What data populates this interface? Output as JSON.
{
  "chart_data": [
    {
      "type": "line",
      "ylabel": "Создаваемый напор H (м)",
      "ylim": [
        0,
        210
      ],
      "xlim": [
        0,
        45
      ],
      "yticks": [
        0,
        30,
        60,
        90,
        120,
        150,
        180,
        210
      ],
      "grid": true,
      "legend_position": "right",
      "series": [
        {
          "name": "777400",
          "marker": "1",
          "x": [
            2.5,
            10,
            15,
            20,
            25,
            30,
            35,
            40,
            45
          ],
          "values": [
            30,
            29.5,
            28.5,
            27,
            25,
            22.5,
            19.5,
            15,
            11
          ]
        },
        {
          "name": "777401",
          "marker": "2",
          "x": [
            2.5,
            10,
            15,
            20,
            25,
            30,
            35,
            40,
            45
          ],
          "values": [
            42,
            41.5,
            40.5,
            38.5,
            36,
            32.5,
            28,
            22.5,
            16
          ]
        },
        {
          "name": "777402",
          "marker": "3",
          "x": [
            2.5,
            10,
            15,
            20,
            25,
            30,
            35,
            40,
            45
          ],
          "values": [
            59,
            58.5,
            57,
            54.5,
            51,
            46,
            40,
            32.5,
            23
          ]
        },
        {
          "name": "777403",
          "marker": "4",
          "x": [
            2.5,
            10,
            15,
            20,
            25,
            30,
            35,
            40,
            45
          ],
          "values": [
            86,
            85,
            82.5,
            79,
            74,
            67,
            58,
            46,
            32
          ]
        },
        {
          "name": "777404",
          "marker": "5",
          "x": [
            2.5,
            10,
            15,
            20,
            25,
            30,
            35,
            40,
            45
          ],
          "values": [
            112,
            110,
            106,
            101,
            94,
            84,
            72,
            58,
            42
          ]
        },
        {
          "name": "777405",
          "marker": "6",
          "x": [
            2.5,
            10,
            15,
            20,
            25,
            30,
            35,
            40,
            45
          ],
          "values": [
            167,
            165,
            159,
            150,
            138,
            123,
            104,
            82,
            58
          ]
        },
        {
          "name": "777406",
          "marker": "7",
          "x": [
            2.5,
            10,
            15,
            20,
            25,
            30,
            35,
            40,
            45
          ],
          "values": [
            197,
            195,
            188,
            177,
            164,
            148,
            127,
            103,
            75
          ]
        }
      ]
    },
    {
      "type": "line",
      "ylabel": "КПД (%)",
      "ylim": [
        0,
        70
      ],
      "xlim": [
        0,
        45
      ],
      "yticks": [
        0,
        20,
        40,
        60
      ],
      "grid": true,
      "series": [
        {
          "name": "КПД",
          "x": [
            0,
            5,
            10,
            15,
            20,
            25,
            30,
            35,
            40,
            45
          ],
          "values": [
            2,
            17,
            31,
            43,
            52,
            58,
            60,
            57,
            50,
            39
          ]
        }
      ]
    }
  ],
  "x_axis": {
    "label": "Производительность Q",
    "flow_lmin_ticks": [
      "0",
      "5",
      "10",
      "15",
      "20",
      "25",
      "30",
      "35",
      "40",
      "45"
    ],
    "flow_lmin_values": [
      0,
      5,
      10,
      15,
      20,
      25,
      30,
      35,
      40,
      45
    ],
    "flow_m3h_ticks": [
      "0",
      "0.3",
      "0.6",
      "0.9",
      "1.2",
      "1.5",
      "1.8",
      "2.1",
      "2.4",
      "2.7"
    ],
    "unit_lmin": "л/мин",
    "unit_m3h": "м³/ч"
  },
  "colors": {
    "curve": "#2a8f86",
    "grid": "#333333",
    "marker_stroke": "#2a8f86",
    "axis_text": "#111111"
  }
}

Goal.
The listing above must be transcribed exactly, line by line.

Task solution.
What data populates this interface? Output as JSON.
{
  "chart_data": [
    {
      "type": "line",
      "ylabel": "Создаваемый напор H (м)",
      "ylim": [
        0,
        210
      ],
      "xlim": [
        0,
        45
      ],
      "yticks": [
        0,
        30,
        60,
        90,
        120,
        150,
        180,
        210
      ],
      "grid": true,
      "legend_position": "right",
      "series": [
        {
          "name": "777400",
          "marker": "1",
          "x": [
            2.5,
            10,
            15,
            20,
            25,
            30,
            35,
            40,
            45
          ],
          "values": [
            30,
            29.5,
            28.5,
            27,
            25,
            22.5,
            19.5,
            15,
            11
          ]
        },
        {
          "name": "777401",
          "marker": "2",
          "x": [
            2.5,
            10,
            15,
            20,
            25,
            30,
            35,
            40,
            45
          ],
          "values": [
            42,
            41.5,
            40.5,
            38.5,
            36,
            32.5,
            28,
            22.5,
            16
          ]
        },
        {
          "name": "777402",
          "marker": "3",
          "x": [
            2.5,
            10,
            15,
            20,
            25,
            30,
            35,
            40,
            45
          ],
          "values": [
            59,
            58.5,
            57,
            54.5,
            51,
            46,
            40,
            32.5,
            23
          ]
        },
        {
          "name": "777403",
          "marker": "4",
          "x": [
            2.5,
            10,
            15,
            20,
            25,
            30,
            35,
            40,
            45
          ],
          "values": [
            86,
            85,
            82.5,
            79,
            74,
            67,
            58,
            46,
            32
          ]
        },
        {
          "name": "777404",
          "marker": "5",
          "x": [
            2.5,
            10,
            15,
            20,
            25,
            30,
            35,
            40,
            45
          ],
          "values": [
            112,
            110,
            106,
            101,
            94,
            84,
            72,
            58,
            42
          ]
        },
        {
          "name": "777405",
          "marker": "6",
          "x": [
            2.5,
            10,
            15,
            20,
            25,
            30,
            35,
            40,
            45
          ],
          "values": [
            167,
            165,
            159,
            150,
            138,
            123,
            104,
            82,
            58
          ]
        },
        {
          "name": "777406",
          "marker": "7",
          "x": [
            2.5,
            10,
            15,
            20,
            25,
            30,
            35,
            40,
            45
          ],
          "values": [
            197,
            195,
            188,
            177,
            164,
            148,
            127,
            103,
            75
          ]
        }
      ]
    },
    {
      "type": "line",
      "ylabel": "КПД (%)",
      "ylim": [
        0,
        70
      ],
      "xlim": [
        0,
        45
      ],
      "yticks": [
        0,
        20,
        40,
        60
      ],
      "grid": true,
      "series": [
        {
          "name": "КПД",
          "x": [
            0,
            5,
            10,
            15,
            20,
            25,
            30,
            35,
            40,
            45
          ],
          "values": [
            2,
            17,
            31,
            43,
            52,
            58,
            60,
            57,
            50,
            39
          ]
        }
      ]
    }
  ],
  "x_axis": {
    "label": "Производительность Q",
    "flow_lmin_ticks": [
      "0",
      "5",
      "10",
      "15",
      "20",
      "25",
      "30",
      "35",
      "40",
      "45"
    ],
    "flow_lmin_values": [
      0,
      5,
      10,
      15,
      20,
      25,
      30,
      35,
      40,
      45
    ],
    "flow_m3h_ticks": [
      "0",
      "0.3",
      "0.6",
      "0.9",
      "1.2",
      "1.5",
      "1.8",
      "2.1",
      "2.4",
      "2.7"
    ],
    "unit_lmin": "л/мин",
    "unit_m3h": "м³/ч"
  },
  "colors": {
    "curve": "#2a8f86",
    "grid": "#333333",
    "marker_stroke": "#2a8f86",
    "axis_text": "#111111"
  }
}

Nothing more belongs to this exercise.